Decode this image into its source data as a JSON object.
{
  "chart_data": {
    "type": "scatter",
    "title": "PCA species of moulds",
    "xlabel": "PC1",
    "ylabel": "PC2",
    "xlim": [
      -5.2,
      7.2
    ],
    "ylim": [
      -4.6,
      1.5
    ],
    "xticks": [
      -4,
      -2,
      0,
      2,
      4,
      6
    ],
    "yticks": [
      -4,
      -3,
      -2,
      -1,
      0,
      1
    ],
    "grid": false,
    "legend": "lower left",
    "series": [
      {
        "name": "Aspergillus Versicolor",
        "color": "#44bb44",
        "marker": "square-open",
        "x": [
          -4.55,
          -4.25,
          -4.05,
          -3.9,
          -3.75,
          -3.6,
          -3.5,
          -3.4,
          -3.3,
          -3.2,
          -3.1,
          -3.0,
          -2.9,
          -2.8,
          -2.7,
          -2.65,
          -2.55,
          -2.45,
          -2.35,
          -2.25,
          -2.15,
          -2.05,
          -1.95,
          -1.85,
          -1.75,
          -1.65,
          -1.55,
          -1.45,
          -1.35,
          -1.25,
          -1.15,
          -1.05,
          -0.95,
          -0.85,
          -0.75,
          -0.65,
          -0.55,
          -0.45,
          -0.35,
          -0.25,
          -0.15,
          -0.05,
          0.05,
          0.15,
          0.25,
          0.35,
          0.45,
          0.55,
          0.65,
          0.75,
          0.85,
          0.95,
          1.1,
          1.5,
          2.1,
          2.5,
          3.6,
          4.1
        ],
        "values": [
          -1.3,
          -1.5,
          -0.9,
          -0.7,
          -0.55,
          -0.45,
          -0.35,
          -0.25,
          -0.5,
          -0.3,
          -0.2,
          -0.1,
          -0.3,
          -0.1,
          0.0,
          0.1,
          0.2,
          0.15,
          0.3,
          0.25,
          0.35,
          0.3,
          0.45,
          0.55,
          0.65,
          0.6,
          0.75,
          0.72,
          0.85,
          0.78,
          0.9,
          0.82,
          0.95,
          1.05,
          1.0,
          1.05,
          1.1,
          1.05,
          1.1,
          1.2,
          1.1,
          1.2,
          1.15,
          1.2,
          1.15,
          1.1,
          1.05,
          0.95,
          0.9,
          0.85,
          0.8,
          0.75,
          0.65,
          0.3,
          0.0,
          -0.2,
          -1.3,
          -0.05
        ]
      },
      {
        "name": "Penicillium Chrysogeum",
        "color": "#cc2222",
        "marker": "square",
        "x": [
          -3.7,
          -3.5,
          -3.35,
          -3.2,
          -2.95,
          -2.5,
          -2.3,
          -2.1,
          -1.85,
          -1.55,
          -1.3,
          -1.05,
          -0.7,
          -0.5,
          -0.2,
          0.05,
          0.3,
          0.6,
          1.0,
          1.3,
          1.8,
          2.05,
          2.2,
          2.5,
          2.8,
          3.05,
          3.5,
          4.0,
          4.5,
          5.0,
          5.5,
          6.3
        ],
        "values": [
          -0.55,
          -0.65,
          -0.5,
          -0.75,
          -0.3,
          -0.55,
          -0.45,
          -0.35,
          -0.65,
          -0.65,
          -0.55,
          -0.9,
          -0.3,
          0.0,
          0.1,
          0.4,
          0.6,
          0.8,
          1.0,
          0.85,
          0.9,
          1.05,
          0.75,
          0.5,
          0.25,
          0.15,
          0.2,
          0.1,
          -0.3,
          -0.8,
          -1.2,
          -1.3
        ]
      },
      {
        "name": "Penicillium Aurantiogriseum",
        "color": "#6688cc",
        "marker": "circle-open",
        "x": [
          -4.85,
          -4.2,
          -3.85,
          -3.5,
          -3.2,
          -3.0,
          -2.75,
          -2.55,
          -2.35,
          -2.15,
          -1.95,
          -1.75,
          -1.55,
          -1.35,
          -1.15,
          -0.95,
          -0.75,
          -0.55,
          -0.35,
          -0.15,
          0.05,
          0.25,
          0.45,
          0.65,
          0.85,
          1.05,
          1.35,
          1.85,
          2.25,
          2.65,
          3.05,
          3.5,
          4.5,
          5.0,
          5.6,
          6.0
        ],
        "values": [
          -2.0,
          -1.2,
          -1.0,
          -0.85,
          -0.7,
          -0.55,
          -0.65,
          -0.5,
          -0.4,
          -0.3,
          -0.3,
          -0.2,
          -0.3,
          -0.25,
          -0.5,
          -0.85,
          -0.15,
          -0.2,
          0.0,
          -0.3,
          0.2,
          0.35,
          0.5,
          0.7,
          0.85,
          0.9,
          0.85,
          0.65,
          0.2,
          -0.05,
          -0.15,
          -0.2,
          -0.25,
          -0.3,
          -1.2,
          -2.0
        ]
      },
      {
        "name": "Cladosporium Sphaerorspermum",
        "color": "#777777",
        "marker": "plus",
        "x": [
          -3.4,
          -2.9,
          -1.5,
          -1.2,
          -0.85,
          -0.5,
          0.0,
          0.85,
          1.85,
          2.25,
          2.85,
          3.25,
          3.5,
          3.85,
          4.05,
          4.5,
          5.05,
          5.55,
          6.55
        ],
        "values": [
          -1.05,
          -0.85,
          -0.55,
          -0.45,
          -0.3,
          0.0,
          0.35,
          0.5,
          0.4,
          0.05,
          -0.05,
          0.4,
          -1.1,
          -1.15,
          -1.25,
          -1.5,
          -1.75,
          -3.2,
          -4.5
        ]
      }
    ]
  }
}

—————

**What is asked:**
Output each record precisely as given.

**Response to the task:**
Decode this image into its source data as a JSON object.
{
  "chart_data": {
    "type": "scatter",
    "title": "PCA species of moulds",
    "xlabel": "PC1",
    "ylabel": "PC2",
    "xlim": [
      -5.2,
      7.2
    ],
    "ylim": [
      -4.6,
      1.5
    ],
    "xticks": [
      -4,
      -2,
      0,
      2,
      4,
      6
    ],
    "yticks": [
      -4,
      -3,
      -2,
      -1,
      0,
      1
    ],
    "grid": false,
    "legend": "lower left",
    "series": [
      {
        "name": "Aspergillus Versicolor",
        "color": "#44bb44",
        "marker": "square-open",
        "x": [
          -4.55,
          -4.25,
          -4.05,
          -3.9,
          -3.75,
          -3.6,
          -3.5,
          -3.4,
          -3.3,
          -3.2,
          -3.1,
          -3.0,
          -2.9,
          -2.8,
          -2.7,
          -2.65,
          -2.55,
          -2.45,
          -2.35,
          -2.25,
          -2.15,
          -2.05,
          -1.95,
          -1.85,
          -1.75,
          -1.65,
          -1.55,
          -1.45,
          -1.35,
          -1.25,
          -1.15,
          -1.05,
          -0.95,
          -0.85,
          -0.75,
          -0.65,
          -0.55,
          -0.45,
          -0.35,
          -0.25,
          -0.15,
          -0.05,
          0.05,
          0.15,
          0.25,
          0.35,
          0.45,
          0.55,
          0.65,
          0.75,
          0.85,
          0.95,
          1.1,
          1.5,
          2.1,
          2.5,
          3.6,
          4.1
        ],
        "values": [
          -1.3,
          -1.5,
          -0.9,
          -0.7,
          -0.55,
          -0.45,
          -0.35,
          -0.25,
          -0.5,
          -0.3,
          -0.2,
          -0.1,
          -0.3,
          -0.1,
          0.0,
          0.1,
          0.2,
          0.15,
          0.3,
          0.25,
          0.35,
          0.3,
          0.45,
          0.55,
          0.65,
          0.6,
          0.75,
          0.72,
          0.85,
          0.78,
          0.9,
          0.82,
          0.95,
          1.05,
          1.0,
          1.05,
          1.1,
          1.05,
          1.1,
          1.2,
          1.1,
          1.2,
          1.15,
          1.2,
          1.15,
          1.1,
          1.05,
          0.95,
          0.9,
          0.85,
          0.8,
          0.75,
          0.65,
          0.3,
          0.0,
          -0.2,
          -1.3,
          -0.05
        ]
      },
      {
        "name": "Penicillium Chrysogeum",
        "color": "#cc2222",
        "marker": "square",
        "x": [
          -3.7,
          -3.5,
          -3.35,
          -3.2,
          -2.95,
          -2.5,
          -2.3,
          -2.1,
          -1.85,
          -1.55,
          -1.3,
          -1.05,
          -0.7,
          -0.5,
          -0.2,
          0.05,
          0.3,
          0.6,
          1.0,
          1.3,
          1.8,
          2.05,
          2.2,
          2.5,
          2.8,
          3.05,
          3.5,
          4.0,
          4.5,
          5.0,
          5.5,
          6.3
        ],
        "values": [
          -0.55,
          -0.65,
          -0.5,
          -0.75,
          -0.3,
          -0.55,
          -0.45,
          -0.35,
          -0.65,
          -0.65,
          -0.55,
          -0.9,
          -0.3,
          0.0,
          0.1,
          0.4,
          0.6,
          0.8,
          1.0,
          0.85,
          0.9,
          1.05,
          0.75,
          0.5,
          0.25,
          0.15,
          0.2,
          0.1,
          -0.3,
          -0.8,
          -1.2,
          -1.3
        ]
      },
      {
        "name": "Penicillium Aurantiogriseum",
        "color": "#6688cc",
        "marker": "circle-open",
        "x": [
          -4.85,
          -4.2,
          -3.85,
          -3.5,
          -3.2,
          -3.0,
          -2.75,
          -2.55,
          -2.35,
          -2.15,
          -1.95,
          -1.75,
          -1.55,
          -1.35,
          -1.15,
          -0.95,
          -0.75,
          -0.55,
          -0.35,
          -0.15,
          0.05,
          0.25,
          0.45,
          0.65,
          0.85,
          1.05,
          1.35,
          1.85,
          2.25,
          2.65,
          3.05,
          3.5,
          4.5,
          5.0,
          5.6,
          6.0
        ],
        "values": [
          -2.0,
          -1.2,
          -1.0,
          -0.85,
          -0.7,
          -0.55,
          -0.65,
          -0.5,
          -0.4,
          -0.3,
          -0.3,
          -0.2,
          -0.3,
          -0.25,
          -0.5,
          -0.85,
          -0.15,
          -0.2,
          0.0,
          -0.3,
          0.2,
          0.35,
          0.5,
          0.7,
          0.85,
          0.9,
          0.85,
          0.65,
          0.2,
          -0.05,
          -0.15,
          -0.2,
          -0.25,
          -0.3,
          -1.2,
          -2.0
        ]
      },
      {
        "name": "Cladosporium Sphaerorspermum",
        "color": "#777777",
        "marker": "plus",
        "x": [
          -3.4,
          -2.9,
          -1.5,
          -1.2,
          -0.85,
          -0.5,
          0.0,
          0.85,
          1.85,
          2.25,
          2.85,
          3.25,
          3.5,
          3.85,
          4.05,
          4.5,
          5.05,
          5.55,
          6.55
        ],
        "values": [
          -1.05,
          -0.85,
          -0.55,
          -0.45,
          -0.3,
          0.0,
          0.35,
          0.5,
          0.4,
          0.05,
          -0.05,
          0.4,
          -1.1,
          -1.15,
          -1.25,
          -1.5,
          -1.75,
          -3.2,
          -4.5
        ]
      }
    ]
  }
}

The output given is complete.